REQUIREMENT
Rewrite the part of the lines that opens with the line containing "time-label: 22 Feb" and closes with the one containing "toolbar-icon[interactable] bbox=[1275, 506, 1294, 524]" as a JSON list of strings, one string per line, leaving out any blank lines.

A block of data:
★ ★ ★ ★ ★

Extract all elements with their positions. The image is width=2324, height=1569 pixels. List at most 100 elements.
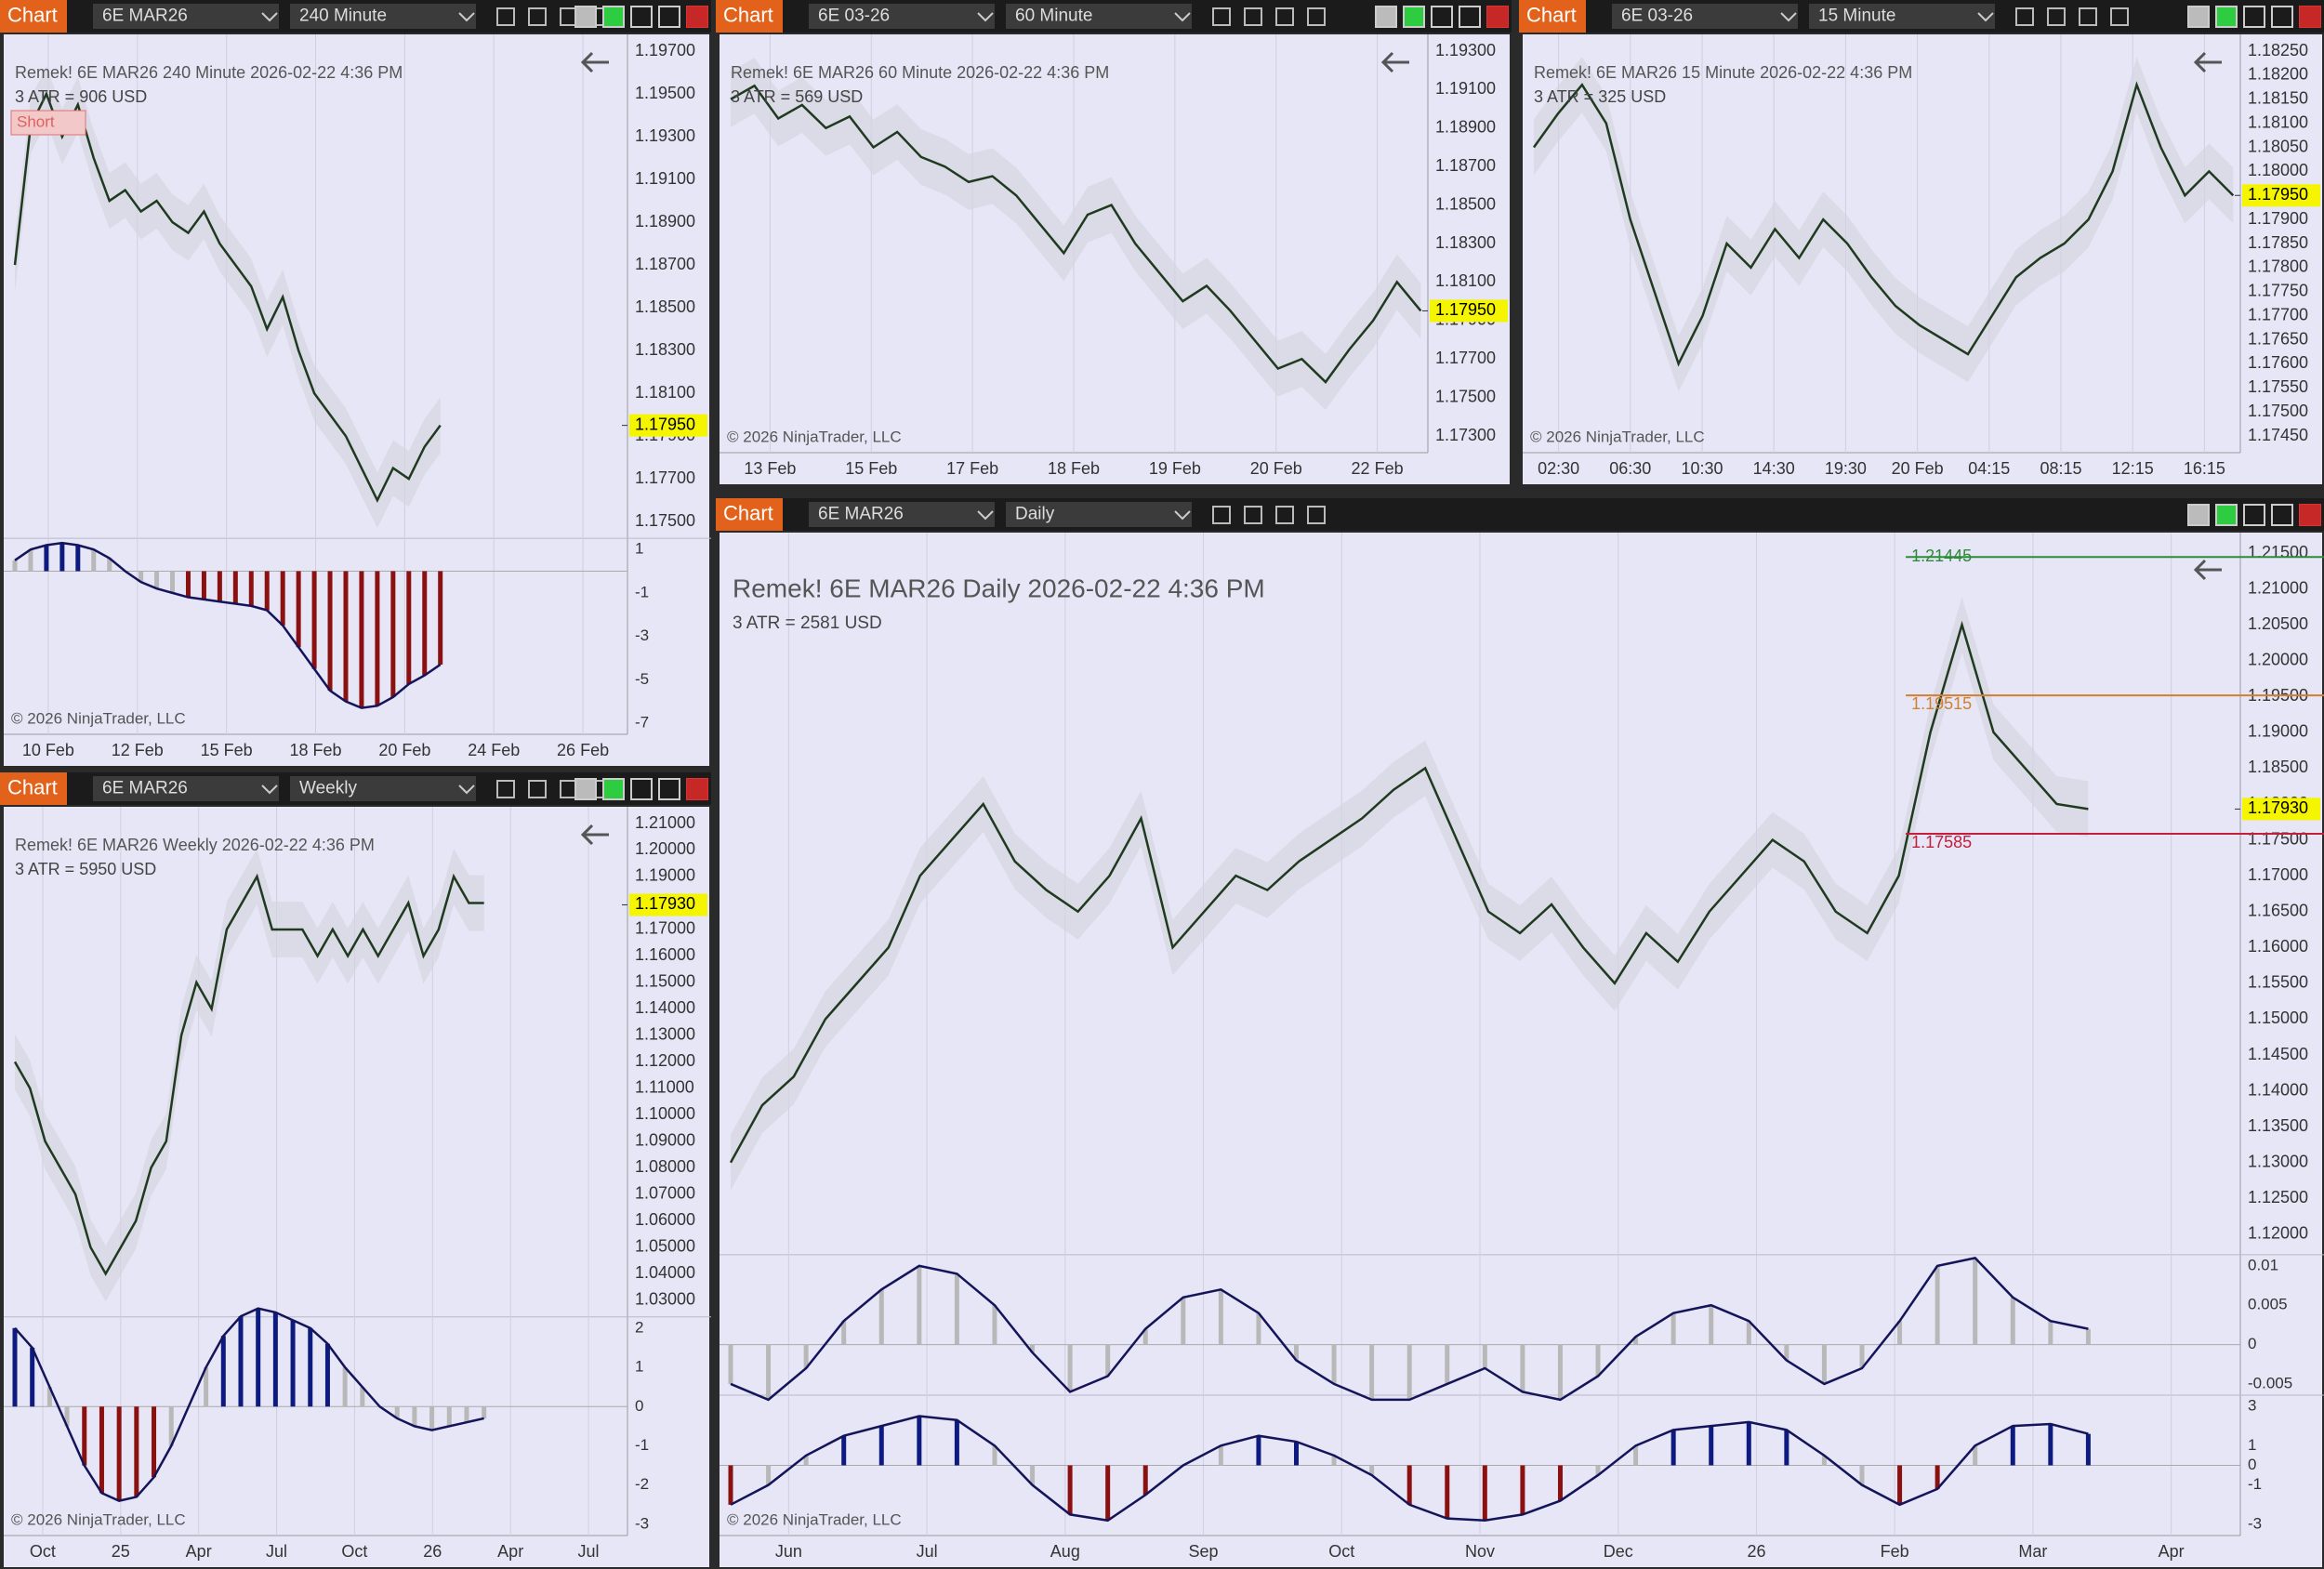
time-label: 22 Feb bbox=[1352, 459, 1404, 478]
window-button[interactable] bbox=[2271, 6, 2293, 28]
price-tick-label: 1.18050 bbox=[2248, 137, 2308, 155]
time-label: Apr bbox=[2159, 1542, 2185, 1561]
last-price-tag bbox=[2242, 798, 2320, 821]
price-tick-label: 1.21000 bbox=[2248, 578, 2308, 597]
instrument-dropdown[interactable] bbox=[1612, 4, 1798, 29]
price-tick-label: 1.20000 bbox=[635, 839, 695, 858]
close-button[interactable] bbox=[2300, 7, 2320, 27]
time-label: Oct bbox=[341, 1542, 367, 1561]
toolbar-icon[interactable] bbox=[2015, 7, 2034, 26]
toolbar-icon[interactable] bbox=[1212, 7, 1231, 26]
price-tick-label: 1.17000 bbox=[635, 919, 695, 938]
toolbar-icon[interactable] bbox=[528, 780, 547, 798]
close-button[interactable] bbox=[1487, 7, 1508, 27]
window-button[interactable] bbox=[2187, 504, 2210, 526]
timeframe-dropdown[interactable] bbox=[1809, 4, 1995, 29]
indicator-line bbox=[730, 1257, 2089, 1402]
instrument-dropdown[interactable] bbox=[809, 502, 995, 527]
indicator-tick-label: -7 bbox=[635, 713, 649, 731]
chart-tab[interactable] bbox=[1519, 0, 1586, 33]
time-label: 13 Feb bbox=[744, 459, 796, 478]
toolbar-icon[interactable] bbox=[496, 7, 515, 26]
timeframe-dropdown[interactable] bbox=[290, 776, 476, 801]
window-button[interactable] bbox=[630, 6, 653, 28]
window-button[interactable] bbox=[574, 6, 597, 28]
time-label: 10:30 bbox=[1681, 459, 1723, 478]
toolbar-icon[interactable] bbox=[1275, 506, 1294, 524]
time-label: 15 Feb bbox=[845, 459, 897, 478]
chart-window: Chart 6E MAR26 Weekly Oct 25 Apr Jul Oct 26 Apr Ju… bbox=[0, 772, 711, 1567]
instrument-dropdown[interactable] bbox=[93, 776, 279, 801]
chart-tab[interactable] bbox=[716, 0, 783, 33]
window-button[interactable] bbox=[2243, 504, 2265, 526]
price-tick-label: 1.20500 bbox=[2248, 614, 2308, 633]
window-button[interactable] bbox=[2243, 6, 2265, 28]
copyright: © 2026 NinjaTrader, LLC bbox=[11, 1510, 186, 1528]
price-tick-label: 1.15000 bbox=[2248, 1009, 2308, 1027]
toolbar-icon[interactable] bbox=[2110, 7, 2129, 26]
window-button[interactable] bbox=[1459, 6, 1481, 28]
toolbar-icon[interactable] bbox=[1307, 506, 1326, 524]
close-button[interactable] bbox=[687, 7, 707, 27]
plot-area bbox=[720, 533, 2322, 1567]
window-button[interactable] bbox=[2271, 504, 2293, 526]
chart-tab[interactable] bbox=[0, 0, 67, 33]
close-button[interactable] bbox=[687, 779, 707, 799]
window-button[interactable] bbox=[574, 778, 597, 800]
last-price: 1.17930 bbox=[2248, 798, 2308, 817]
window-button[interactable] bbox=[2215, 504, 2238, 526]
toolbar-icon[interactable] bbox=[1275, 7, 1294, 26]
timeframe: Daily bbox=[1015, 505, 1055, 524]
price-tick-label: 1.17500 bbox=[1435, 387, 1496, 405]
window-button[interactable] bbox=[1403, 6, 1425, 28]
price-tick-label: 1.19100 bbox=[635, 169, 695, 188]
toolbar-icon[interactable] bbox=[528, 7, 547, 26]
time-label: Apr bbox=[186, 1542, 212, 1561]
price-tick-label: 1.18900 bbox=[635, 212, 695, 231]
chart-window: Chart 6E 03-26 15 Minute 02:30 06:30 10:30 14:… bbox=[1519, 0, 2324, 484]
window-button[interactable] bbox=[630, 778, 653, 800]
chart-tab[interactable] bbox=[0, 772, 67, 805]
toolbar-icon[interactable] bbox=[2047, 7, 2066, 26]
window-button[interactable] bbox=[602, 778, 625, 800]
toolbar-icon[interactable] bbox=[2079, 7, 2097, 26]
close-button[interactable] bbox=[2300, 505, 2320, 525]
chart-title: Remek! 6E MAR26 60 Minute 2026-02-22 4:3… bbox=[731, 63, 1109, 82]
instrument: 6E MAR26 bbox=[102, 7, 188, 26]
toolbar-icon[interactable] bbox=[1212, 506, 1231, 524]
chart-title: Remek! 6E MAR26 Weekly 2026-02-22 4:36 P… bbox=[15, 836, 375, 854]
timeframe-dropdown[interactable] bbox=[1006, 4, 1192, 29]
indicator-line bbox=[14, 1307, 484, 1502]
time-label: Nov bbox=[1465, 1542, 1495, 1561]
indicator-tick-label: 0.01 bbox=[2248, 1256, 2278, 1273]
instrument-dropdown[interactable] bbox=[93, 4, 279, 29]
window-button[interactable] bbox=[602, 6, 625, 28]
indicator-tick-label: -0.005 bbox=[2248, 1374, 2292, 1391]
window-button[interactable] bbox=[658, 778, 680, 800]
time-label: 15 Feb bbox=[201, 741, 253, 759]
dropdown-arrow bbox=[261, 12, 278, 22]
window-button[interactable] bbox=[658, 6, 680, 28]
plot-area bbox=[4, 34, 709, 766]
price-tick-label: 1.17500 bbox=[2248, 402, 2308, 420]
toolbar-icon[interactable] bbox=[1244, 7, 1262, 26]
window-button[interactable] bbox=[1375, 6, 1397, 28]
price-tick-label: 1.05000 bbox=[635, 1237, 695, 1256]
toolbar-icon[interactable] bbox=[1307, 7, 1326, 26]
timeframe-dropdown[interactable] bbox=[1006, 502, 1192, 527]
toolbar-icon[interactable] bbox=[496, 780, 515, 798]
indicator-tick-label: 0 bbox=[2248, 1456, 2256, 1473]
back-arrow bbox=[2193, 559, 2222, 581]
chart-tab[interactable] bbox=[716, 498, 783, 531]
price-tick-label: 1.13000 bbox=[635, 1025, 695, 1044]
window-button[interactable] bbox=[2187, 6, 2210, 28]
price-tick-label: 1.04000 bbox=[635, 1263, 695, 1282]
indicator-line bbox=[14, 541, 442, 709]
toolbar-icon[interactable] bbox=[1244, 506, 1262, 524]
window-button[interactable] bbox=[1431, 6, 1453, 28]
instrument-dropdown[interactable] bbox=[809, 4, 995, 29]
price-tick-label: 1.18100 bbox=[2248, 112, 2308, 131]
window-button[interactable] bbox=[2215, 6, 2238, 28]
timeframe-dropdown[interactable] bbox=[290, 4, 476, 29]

★ ★ ★ ★ ★

SOLUTION FOR THIS PROBLEM
[
  "time-label: 22 Feb bbox=[1352, 459, 1404, 478]",
  "window-button[interactable] bbox=[2271, 6, 2293, 28]",
  "price-tick-label: 1.18050 bbox=[2248, 137, 2308, 155]",
  "time-label: Apr bbox=[2159, 1542, 2185, 1561]",
  "last-price-tag bbox=[2242, 798, 2320, 821]",
  "price-tick-label: 1.21000 bbox=[2248, 578, 2308, 597]",
  "instrument-dropdown[interactable] bbox=[1612, 4, 1798, 29]",
  "price-tick-label: 1.20000 bbox=[635, 839, 695, 858]",
  "close-button[interactable] bbox=[2300, 7, 2320, 27]",
  "time-label: Oct bbox=[341, 1542, 367, 1561]",
  "toolbar-icon[interactable] bbox=[2015, 7, 2034, 26]",
  "toolbar-icon[interactable] bbox=[1212, 7, 1231, 26]",
  "price-tick-label: 1.17000 bbox=[635, 919, 695, 938]",
  "toolbar-icon[interactable] bbox=[528, 780, 547, 798]",
  "close-button[interactable] bbox=[1487, 7, 1508, 27]",
  "window-button[interactable] bbox=[2187, 504, 2210, 526]",
  "timeframe-dropdown[interactable] bbox=[1809, 4, 1995, 29]",
  "indicator-line bbox=[730, 1257, 2089, 1402]",
  "instrument-dropdown[interactable] bbox=[809, 502, 995, 527]",
  "indicator-tick-label: -7 bbox=[635, 713, 649, 731]",
  "chart-tab[interactable] bbox=[1519, 0, 1586, 33]",
  "time-label: 13 Feb bbox=[744, 459, 796, 478]",
  "toolbar-icon[interactable] bbox=[496, 7, 515, 26]",
  "timeframe-dropdown[interactable] bbox=[290, 776, 476, 801]",
  "window-button[interactable] bbox=[630, 6, 653, 28]",
  "window-button[interactable] bbox=[574, 6, 597, 28]",
  "time-label: 10:30 bbox=[1681, 459, 1723, 478]",
  "toolbar-icon[interactable] bbox=[1275, 506, 1294, 524]"
]